▶ YOUR TASK
The records that follow are to be repeated exactly, with the pictures removed.

▶ PROVIDED RECORDS
-*-*-

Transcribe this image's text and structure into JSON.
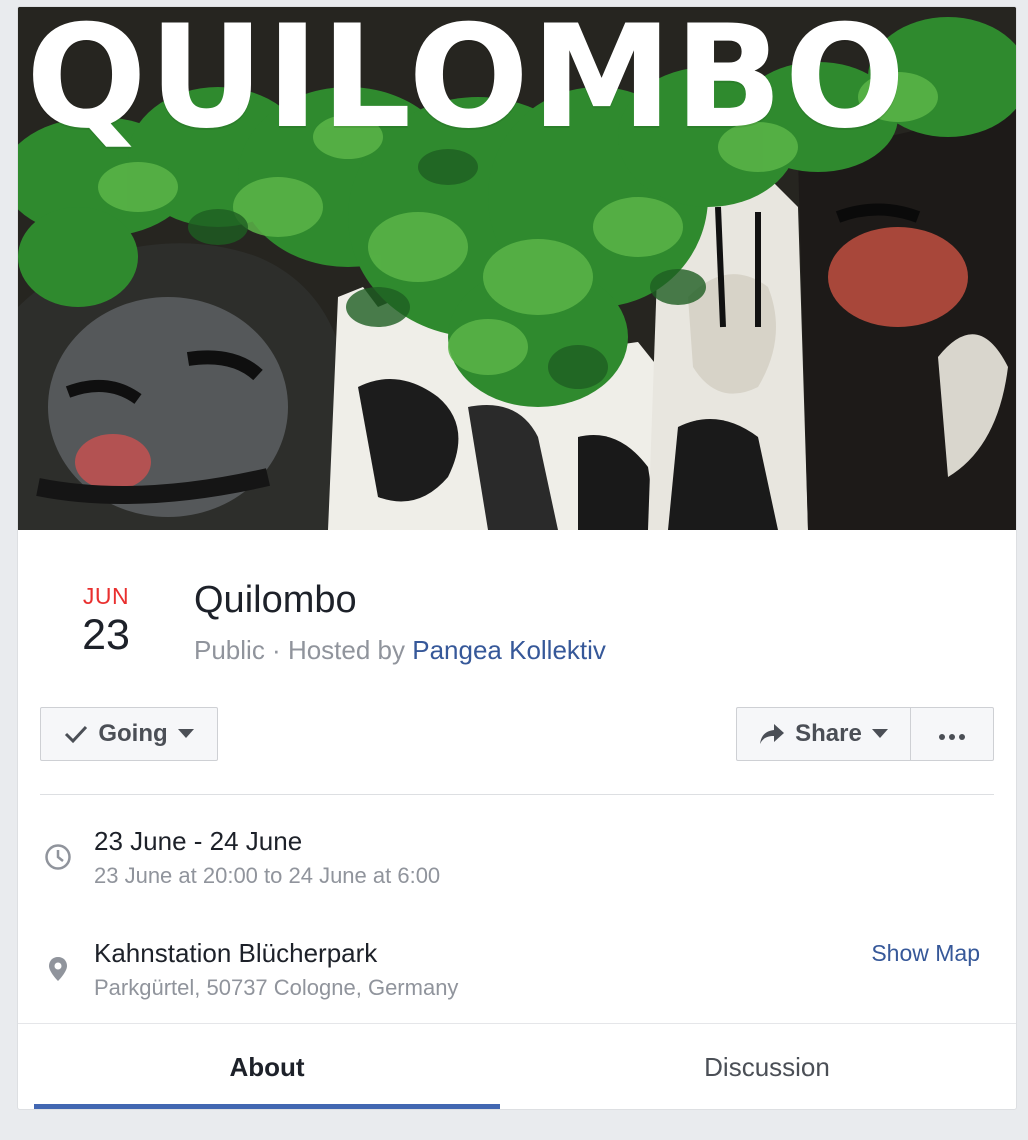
{
  "cover": {
    "title": "QUILOMBO"
  },
  "event": {
    "month": "JUN",
    "day": "23",
    "title": "Quilombo",
    "privacy": "Public",
    "separator": " · ",
    "hosted_by_prefix": "Hosted by ",
    "host": "Pangea Kollektiv"
  },
  "actions": {
    "going_label": "Going",
    "share_label": "Share",
    "more_icon": "ellipsis-icon"
  },
  "details": {
    "time_main": "23 June - 24 June",
    "time_sub": "23 June at 20:00 to 24 June at 6:00",
    "time_icon": "clock-icon",
    "place_main": "Kahnstation Blücherpark",
    "place_sub": "Parkgürtel, 50737 Cologne, Germany",
    "place_icon": "location-pin-icon",
    "show_map": "Show Map"
  },
  "tabs": [
    {
      "label": "About",
      "active": true
    },
    {
      "label": "Discussion",
      "active": false
    }
  ],
  "colors": {
    "accent": "#4267b2",
    "link": "#365899",
    "date_red": "#e9302f"
  }
}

-*-*-

▶ SOLUTION FOR THIS EXERCISE
Transcribe this image's text and structure into JSON.
{
  "cover": {
    "title": "QUILOMBO"
  },
  "event": {
    "month": "JUN",
    "day": "23",
    "title": "Quilombo",
    "privacy": "Public",
    "separator": " · ",
    "hosted_by_prefix": "Hosted by ",
    "host": "Pangea Kollektiv"
  },
  "actions": {
    "going_label": "Going",
    "share_label": "Share",
    "more_icon": "ellipsis-icon"
  },
  "details": {
    "time_main": "23 June - 24 June",
    "time_sub": "23 June at 20:00 to 24 June at 6:00",
    "time_icon": "clock-icon",
    "place_main": "Kahnstation Blücherpark",
    "place_sub": "Parkgürtel, 50737 Cologne, Germany",
    "place_icon": "location-pin-icon",
    "show_map": "Show Map"
  },
  "tabs": [
    {
      "label": "About",
      "active": true
    },
    {
      "label": "Discussion",
      "active": false
    }
  ],
  "colors": {
    "accent": "#4267b2",
    "link": "#365899",
    "date_red": "#e9302f"
  }
}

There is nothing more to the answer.